Task description: Extract each record and reproduce it exactly.

Dataset rows:

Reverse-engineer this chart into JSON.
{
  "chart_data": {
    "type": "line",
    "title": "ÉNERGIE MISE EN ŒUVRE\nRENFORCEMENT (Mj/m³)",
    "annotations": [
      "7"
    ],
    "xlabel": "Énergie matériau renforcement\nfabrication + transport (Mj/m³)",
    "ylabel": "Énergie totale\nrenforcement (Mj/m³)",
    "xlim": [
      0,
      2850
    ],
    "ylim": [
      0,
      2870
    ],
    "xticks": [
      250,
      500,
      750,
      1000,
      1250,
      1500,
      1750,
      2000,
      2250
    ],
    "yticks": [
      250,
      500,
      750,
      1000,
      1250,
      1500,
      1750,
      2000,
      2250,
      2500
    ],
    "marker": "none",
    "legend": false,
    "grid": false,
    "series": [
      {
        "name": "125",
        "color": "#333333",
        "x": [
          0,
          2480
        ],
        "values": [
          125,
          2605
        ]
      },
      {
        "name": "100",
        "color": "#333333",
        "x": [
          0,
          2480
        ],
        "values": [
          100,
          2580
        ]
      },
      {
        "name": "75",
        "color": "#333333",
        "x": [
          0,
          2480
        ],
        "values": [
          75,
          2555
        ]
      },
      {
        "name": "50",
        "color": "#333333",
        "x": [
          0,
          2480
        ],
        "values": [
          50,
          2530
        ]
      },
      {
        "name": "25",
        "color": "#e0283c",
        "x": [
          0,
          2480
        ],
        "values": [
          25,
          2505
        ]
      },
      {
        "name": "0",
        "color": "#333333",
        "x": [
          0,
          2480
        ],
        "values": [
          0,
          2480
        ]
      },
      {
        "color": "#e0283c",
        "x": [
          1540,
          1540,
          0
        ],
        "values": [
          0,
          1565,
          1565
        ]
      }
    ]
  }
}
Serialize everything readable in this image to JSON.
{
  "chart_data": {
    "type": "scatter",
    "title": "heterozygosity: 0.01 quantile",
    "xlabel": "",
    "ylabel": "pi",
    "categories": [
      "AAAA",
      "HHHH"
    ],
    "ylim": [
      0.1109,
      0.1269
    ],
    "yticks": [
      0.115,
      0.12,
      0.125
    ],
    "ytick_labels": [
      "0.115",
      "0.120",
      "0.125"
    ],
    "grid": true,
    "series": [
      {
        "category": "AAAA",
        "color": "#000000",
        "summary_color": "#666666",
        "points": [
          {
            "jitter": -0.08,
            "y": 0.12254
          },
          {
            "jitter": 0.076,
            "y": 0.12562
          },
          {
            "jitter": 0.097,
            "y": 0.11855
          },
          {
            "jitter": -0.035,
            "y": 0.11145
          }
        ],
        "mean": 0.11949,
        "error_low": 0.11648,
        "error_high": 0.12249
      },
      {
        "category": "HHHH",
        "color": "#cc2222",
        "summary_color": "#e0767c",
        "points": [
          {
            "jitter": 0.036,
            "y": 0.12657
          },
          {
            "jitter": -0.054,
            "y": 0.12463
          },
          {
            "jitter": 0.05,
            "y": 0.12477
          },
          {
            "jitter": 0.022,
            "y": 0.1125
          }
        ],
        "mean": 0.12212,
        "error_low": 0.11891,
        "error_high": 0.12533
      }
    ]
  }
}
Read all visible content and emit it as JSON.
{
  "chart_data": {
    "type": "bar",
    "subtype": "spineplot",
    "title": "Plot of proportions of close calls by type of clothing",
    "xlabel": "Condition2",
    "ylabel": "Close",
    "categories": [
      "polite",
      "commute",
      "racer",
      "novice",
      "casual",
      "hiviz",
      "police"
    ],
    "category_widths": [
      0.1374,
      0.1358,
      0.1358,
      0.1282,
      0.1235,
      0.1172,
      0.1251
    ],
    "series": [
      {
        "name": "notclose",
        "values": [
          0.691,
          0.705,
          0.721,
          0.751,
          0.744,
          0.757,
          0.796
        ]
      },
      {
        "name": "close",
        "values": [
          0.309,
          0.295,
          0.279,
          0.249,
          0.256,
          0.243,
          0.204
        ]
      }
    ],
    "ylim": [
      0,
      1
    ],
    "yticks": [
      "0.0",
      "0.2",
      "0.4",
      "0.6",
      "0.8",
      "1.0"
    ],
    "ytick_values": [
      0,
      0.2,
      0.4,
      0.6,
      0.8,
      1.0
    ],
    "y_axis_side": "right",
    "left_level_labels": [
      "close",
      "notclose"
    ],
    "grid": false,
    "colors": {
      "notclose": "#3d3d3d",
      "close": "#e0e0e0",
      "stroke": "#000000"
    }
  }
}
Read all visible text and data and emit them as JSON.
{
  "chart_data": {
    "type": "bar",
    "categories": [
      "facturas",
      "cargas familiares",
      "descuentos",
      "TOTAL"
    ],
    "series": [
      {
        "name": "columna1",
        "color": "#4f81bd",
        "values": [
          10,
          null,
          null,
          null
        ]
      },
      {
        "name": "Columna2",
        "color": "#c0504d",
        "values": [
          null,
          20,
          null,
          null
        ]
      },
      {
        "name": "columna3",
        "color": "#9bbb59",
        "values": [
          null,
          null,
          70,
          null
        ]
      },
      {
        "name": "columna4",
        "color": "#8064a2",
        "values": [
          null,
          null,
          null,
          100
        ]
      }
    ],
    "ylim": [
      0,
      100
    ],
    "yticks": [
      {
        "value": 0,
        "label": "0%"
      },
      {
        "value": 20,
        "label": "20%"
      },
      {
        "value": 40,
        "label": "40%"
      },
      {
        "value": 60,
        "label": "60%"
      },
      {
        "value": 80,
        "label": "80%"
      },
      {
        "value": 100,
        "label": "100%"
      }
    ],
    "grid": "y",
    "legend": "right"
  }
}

Finished answer:
Reverse-engineer this chart into JSON.
{
  "chart_data": {
    "type": "line",
    "title": "ÉNERGIE MISE EN ŒUVRE\nRENFORCEMENT (Mj/m³)",
    "annotations": [
      "7"
    ],
    "xlabel": "Énergie matériau renforcement\nfabrication + transport (Mj/m³)",
    "ylabel": "Énergie totale\nrenforcement (Mj/m³)",
    "xlim": [
      0,
      2850
    ],
    "ylim": [
      0,
      2870
    ],
    "xticks": [
      250,
      500,
      750,
      1000,
      1250,
      1500,
      1750,
      2000,
      2250
    ],
    "yticks": [
      250,
      500,
      750,
      1000,
      1250,
      1500,
      1750,
      2000,
      2250,
      2500
    ],
    "marker": "none",
    "legend": false,
    "grid": false,
    "series": [
      {
        "name": "125",
        "color": "#333333",
        "x": [
          0,
          2480
        ],
        "values": [
          125,
          2605
        ]
      },
      {
        "name": "100",
        "color": "#333333",
        "x": [
          0,
          2480
        ],
        "values": [
          100,
          2580
        ]
      },
      {
        "name": "75",
        "color": "#333333",
        "x": [
          0,
          2480
        ],
        "values": [
          75,
          2555
        ]
      },
      {
        "name": "50",
        "color": "#333333",
        "x": [
          0,
          2480
        ],
        "values": [
          50,
          2530
        ]
      },
      {
        "name": "25",
        "color": "#e0283c",
        "x": [
          0,
          2480
        ],
        "values": [
          25,
          2505
        ]
      },
      {
        "name": "0",
        "color": "#333333",
        "x": [
          0,
          2480
        ],
        "values": [
          0,
          2480
        ]
      },
      {
        "color": "#e0283c",
        "x": [
          1540,
          1540,
          0
        ],
        "values": [
          0,
          1565,
          1565
        ]
      }
    ]
  }
}
Serialize everything readable in this image to JSON.
{
  "chart_data": {
    "type": "scatter",
    "title": "heterozygosity: 0.01 quantile",
    "xlabel": "",
    "ylabel": "pi",
    "categories": [
      "AAAA",
      "HHHH"
    ],
    "ylim": [
      0.1109,
      0.1269
    ],
    "yticks": [
      0.115,
      0.12,
      0.125
    ],
    "ytick_labels": [
      "0.115",
      "0.120",
      "0.125"
    ],
    "grid": true,
    "series": [
      {
        "category": "AAAA",
        "color": "#000000",
        "summary_color": "#666666",
        "points": [
          {
            "jitter": -0.08,
            "y": 0.12254
          },
          {
            "jitter": 0.076,
            "y": 0.12562
          },
          {
            "jitter": 0.097,
            "y": 0.11855
          },
          {
            "jitter": -0.035,
            "y": 0.11145
          }
        ],
        "mean": 0.11949,
        "error_low": 0.11648,
        "error_high": 0.12249
      },
      {
        "category": "HHHH",
        "color": "#cc2222",
        "summary_color": "#e0767c",
        "points": [
          {
            "jitter": 0.036,
            "y": 0.12657
          },
          {
            "jitter": -0.054,
            "y": 0.12463
          },
          {
            "jitter": 0.05,
            "y": 0.12477
          },
          {
            "jitter": 0.022,
            "y": 0.1125
          }
        ],
        "mean": 0.12212,
        "error_low": 0.11891,
        "error_high": 0.12533
      }
    ]
  }
}
Read all visible content and emit it as JSON.
{
  "chart_data": {
    "type": "bar",
    "subtype": "spineplot",
    "title": "Plot of proportions of close calls by type of clothing",
    "xlabel": "Condition2",
    "ylabel": "Close",
    "categories": [
      "polite",
      "commute",
      "racer",
      "novice",
      "casual",
      "hiviz",
      "police"
    ],
    "category_widths": [
      0.1374,
      0.1358,
      0.1358,
      0.1282,
      0.1235,
      0.1172,
      0.1251
    ],
    "series": [
      {
        "name": "notclose",
        "values": [
          0.691,
          0.705,
          0.721,
          0.751,
          0.744,
          0.757,
          0.796
        ]
      },
      {
        "name": "close",
        "values": [
          0.309,
          0.295,
          0.279,
          0.249,
          0.256,
          0.243,
          0.204
        ]
      }
    ],
    "ylim": [
      0,
      1
    ],
    "yticks": [
      "0.0",
      "0.2",
      "0.4",
      "0.6",
      "0.8",
      "1.0"
    ],
    "ytick_values": [
      0,
      0.2,
      0.4,
      0.6,
      0.8,
      1.0
    ],
    "y_axis_side": "right",
    "left_level_labels": [
      "close",
      "notclose"
    ],
    "grid": false,
    "colors": {
      "notclose": "#3d3d3d",
      "close": "#e0e0e0",
      "stroke": "#000000"
    }
  }
}
Read all visible text and data and emit them as JSON.
{
  "chart_data": {
    "type": "bar",
    "categories": [
      "facturas",
      "cargas familiares",
      "descuentos",
      "TOTAL"
    ],
    "series": [
      {
        "name": "columna1",
        "color": "#4f81bd",
        "values": [
          10,
          null,
          null,
          null
        ]
      },
      {
        "name": "Columna2",
        "color": "#c0504d",
        "values": [
          null,
          20,
          null,
          null
        ]
      },
      {
        "name": "columna3",
        "color": "#9bbb59",
        "values": [
          null,
          null,
          70,
          null
        ]
      },
      {
        "name": "columna4",
        "color": "#8064a2",
        "values": [
          null,
          null,
          null,
          100
        ]
      }
    ],
    "ylim": [
      0,
      100
    ],
    "yticks": [
      {
        "value": 0,
        "label": "0%"
      },
      {
        "value": 20,
        "label": "20%"
      },
      {
        "value": 40,
        "label": "40%"
      },
      {
        "value": 60,
        "label": "60%"
      },
      {
        "value": 80,
        "label": "80%"
      },
      {
        "value": 100,
        "label": "100%"
      }
    ],
    "grid": "y",
    "legend": "right"
  }
}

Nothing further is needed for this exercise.